Objective — Print all of the lines exactly. Any picture among them stays out.
-- start --
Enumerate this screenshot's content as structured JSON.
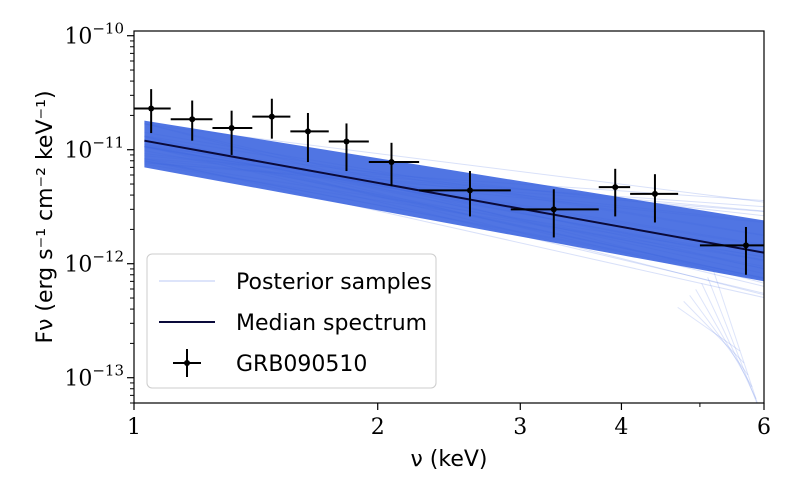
{
  "chart_data": {
    "type": "scatter",
    "title": "",
    "xlabel": "ν (keV)",
    "ylabel": "Fν (erg s⁻¹ cm⁻² keV⁻¹)",
    "xscale": "log",
    "yscale": "log",
    "xlim": [
      1,
      6
    ],
    "ylim": [
      6e-14,
      1.1e-10
    ],
    "x_ticks": [
      {
        "value": 1,
        "label": "1"
      },
      {
        "value": 2,
        "label": "2"
      },
      {
        "value": 3,
        "label": "3"
      },
      {
        "value": 4,
        "label": "4"
      },
      {
        "value": 6,
        "label": "6"
      }
    ],
    "y_ticks": [
      {
        "value": 1e-13,
        "base": "10",
        "exp": "−13"
      },
      {
        "value": 1e-12,
        "base": "10",
        "exp": "−12"
      },
      {
        "value": 1e-11,
        "base": "10",
        "exp": "−11"
      },
      {
        "value": 1e-10,
        "base": "10",
        "exp": "−10"
      }
    ],
    "grid": false,
    "legend_position": "lower-left",
    "colors": {
      "posterior": "#4169e1",
      "median": "#0a0a3a",
      "data": "#000000"
    },
    "series": [
      {
        "name": "Posterior samples",
        "kind": "band",
        "x": [
          1.03,
          6.0
        ],
        "y_upper": [
          1.8e-11,
          2.4e-12
        ],
        "y_lower": [
          7e-12,
          7e-13
        ]
      },
      {
        "name": "Median spectrum",
        "kind": "line",
        "x": [
          1.03,
          6.0
        ],
        "y": [
          1.2e-11,
          1.25e-12
        ]
      },
      {
        "name": "GRB090510",
        "kind": "errorbar",
        "points": [
          {
            "x": 1.05,
            "x_lo": 1.0,
            "x_hi": 1.11,
            "y": 2.3e-11,
            "y_lo": 1.4e-11,
            "y_hi": 3.4e-11
          },
          {
            "x": 1.18,
            "x_lo": 1.11,
            "x_hi": 1.25,
            "y": 1.85e-11,
            "y_lo": 1.2e-11,
            "y_hi": 2.7e-11
          },
          {
            "x": 1.32,
            "x_lo": 1.25,
            "x_hi": 1.4,
            "y": 1.55e-11,
            "y_lo": 9e-12,
            "y_hi": 2.2e-11
          },
          {
            "x": 1.48,
            "x_lo": 1.4,
            "x_hi": 1.56,
            "y": 1.95e-11,
            "y_lo": 1.25e-11,
            "y_hi": 2.8e-11
          },
          {
            "x": 1.64,
            "x_lo": 1.56,
            "x_hi": 1.74,
            "y": 1.45e-11,
            "y_lo": 7.8e-12,
            "y_hi": 2.1e-11
          },
          {
            "x": 1.83,
            "x_lo": 1.74,
            "x_hi": 1.95,
            "y": 1.18e-11,
            "y_lo": 6.5e-12,
            "y_hi": 1.7e-11
          },
          {
            "x": 2.08,
            "x_lo": 1.95,
            "x_hi": 2.25,
            "y": 7.8e-12,
            "y_lo": 4.8e-12,
            "y_hi": 1.15e-11
          },
          {
            "x": 2.6,
            "x_lo": 2.25,
            "x_hi": 2.92,
            "y": 4.4e-12,
            "y_lo": 2.6e-12,
            "y_hi": 6.5e-12
          },
          {
            "x": 3.3,
            "x_lo": 2.92,
            "x_hi": 3.75,
            "y": 3e-12,
            "y_lo": 1.7e-12,
            "y_hi": 4.5e-12
          },
          {
            "x": 3.93,
            "x_lo": 3.75,
            "x_hi": 4.1,
            "y": 4.7e-12,
            "y_lo": 2.6e-12,
            "y_hi": 6.8e-12
          },
          {
            "x": 4.4,
            "x_lo": 4.1,
            "x_hi": 4.7,
            "y": 4.1e-12,
            "y_lo": 2.3e-12,
            "y_hi": 6.1e-12
          },
          {
            "x": 5.7,
            "x_lo": 5.0,
            "x_hi": 6.0,
            "y": 1.45e-12,
            "y_lo": 8e-13,
            "y_hi": 2.1e-12
          }
        ]
      }
    ]
  }
}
-- end --
Answer below —
Enumerate this screenshot's content as structured JSON.
{
  "chart_data": {
    "type": "scatter",
    "title": "",
    "xlabel": "ν (keV)",
    "ylabel": "Fν (erg s⁻¹ cm⁻² keV⁻¹)",
    "xscale": "log",
    "yscale": "log",
    "xlim": [
      1,
      6
    ],
    "ylim": [
      6e-14,
      1.1e-10
    ],
    "x_ticks": [
      {
        "value": 1,
        "label": "1"
      },
      {
        "value": 2,
        "label": "2"
      },
      {
        "value": 3,
        "label": "3"
      },
      {
        "value": 4,
        "label": "4"
      },
      {
        "value": 6,
        "label": "6"
      }
    ],
    "y_ticks": [
      {
        "value": 1e-13,
        "base": "10",
        "exp": "−13"
      },
      {
        "value": 1e-12,
        "base": "10",
        "exp": "−12"
      },
      {
        "value": 1e-11,
        "base": "10",
        "exp": "−11"
      },
      {
        "value": 1e-10,
        "base": "10",
        "exp": "−10"
      }
    ],
    "grid": false,
    "legend_position": "lower-left",
    "colors": {
      "posterior": "#4169e1",
      "median": "#0a0a3a",
      "data": "#000000"
    },
    "series": [
      {
        "name": "Posterior samples",
        "kind": "band",
        "x": [
          1.03,
          6.0
        ],
        "y_upper": [
          1.8e-11,
          2.4e-12
        ],
        "y_lower": [
          7e-12,
          7e-13
        ]
      },
      {
        "name": "Median spectrum",
        "kind": "line",
        "x": [
          1.03,
          6.0
        ],
        "y": [
          1.2e-11,
          1.25e-12
        ]
      },
      {
        "name": "GRB090510",
        "kind": "errorbar",
        "points": [
          {
            "x": 1.05,
            "x_lo": 1.0,
            "x_hi": 1.11,
            "y": 2.3e-11,
            "y_lo": 1.4e-11,
            "y_hi": 3.4e-11
          },
          {
            "x": 1.18,
            "x_lo": 1.11,
            "x_hi": 1.25,
            "y": 1.85e-11,
            "y_lo": 1.2e-11,
            "y_hi": 2.7e-11
          },
          {
            "x": 1.32,
            "x_lo": 1.25,
            "x_hi": 1.4,
            "y": 1.55e-11,
            "y_lo": 9e-12,
            "y_hi": 2.2e-11
          },
          {
            "x": 1.48,
            "x_lo": 1.4,
            "x_hi": 1.56,
            "y": 1.95e-11,
            "y_lo": 1.25e-11,
            "y_hi": 2.8e-11
          },
          {
            "x": 1.64,
            "x_lo": 1.56,
            "x_hi": 1.74,
            "y": 1.45e-11,
            "y_lo": 7.8e-12,
            "y_hi": 2.1e-11
          },
          {
            "x": 1.83,
            "x_lo": 1.74,
            "x_hi": 1.95,
            "y": 1.18e-11,
            "y_lo": 6.5e-12,
            "y_hi": 1.7e-11
          },
          {
            "x": 2.08,
            "x_lo": 1.95,
            "x_hi": 2.25,
            "y": 7.8e-12,
            "y_lo": 4.8e-12,
            "y_hi": 1.15e-11
          },
          {
            "x": 2.6,
            "x_lo": 2.25,
            "x_hi": 2.92,
            "y": 4.4e-12,
            "y_lo": 2.6e-12,
            "y_hi": 6.5e-12
          },
          {
            "x": 3.3,
            "x_lo": 2.92,
            "x_hi": 3.75,
            "y": 3e-12,
            "y_lo": 1.7e-12,
            "y_hi": 4.5e-12
          },
          {
            "x": 3.93,
            "x_lo": 3.75,
            "x_hi": 4.1,
            "y": 4.7e-12,
            "y_lo": 2.6e-12,
            "y_hi": 6.8e-12
          },
          {
            "x": 4.4,
            "x_lo": 4.1,
            "x_hi": 4.7,
            "y": 4.1e-12,
            "y_lo": 2.3e-12,
            "y_hi": 6.1e-12
          },
          {
            "x": 5.7,
            "x_lo": 5.0,
            "x_hi": 6.0,
            "y": 1.45e-12,
            "y_lo": 8e-13,
            "y_hi": 2.1e-12
          }
        ]
      }
    ]
  }
}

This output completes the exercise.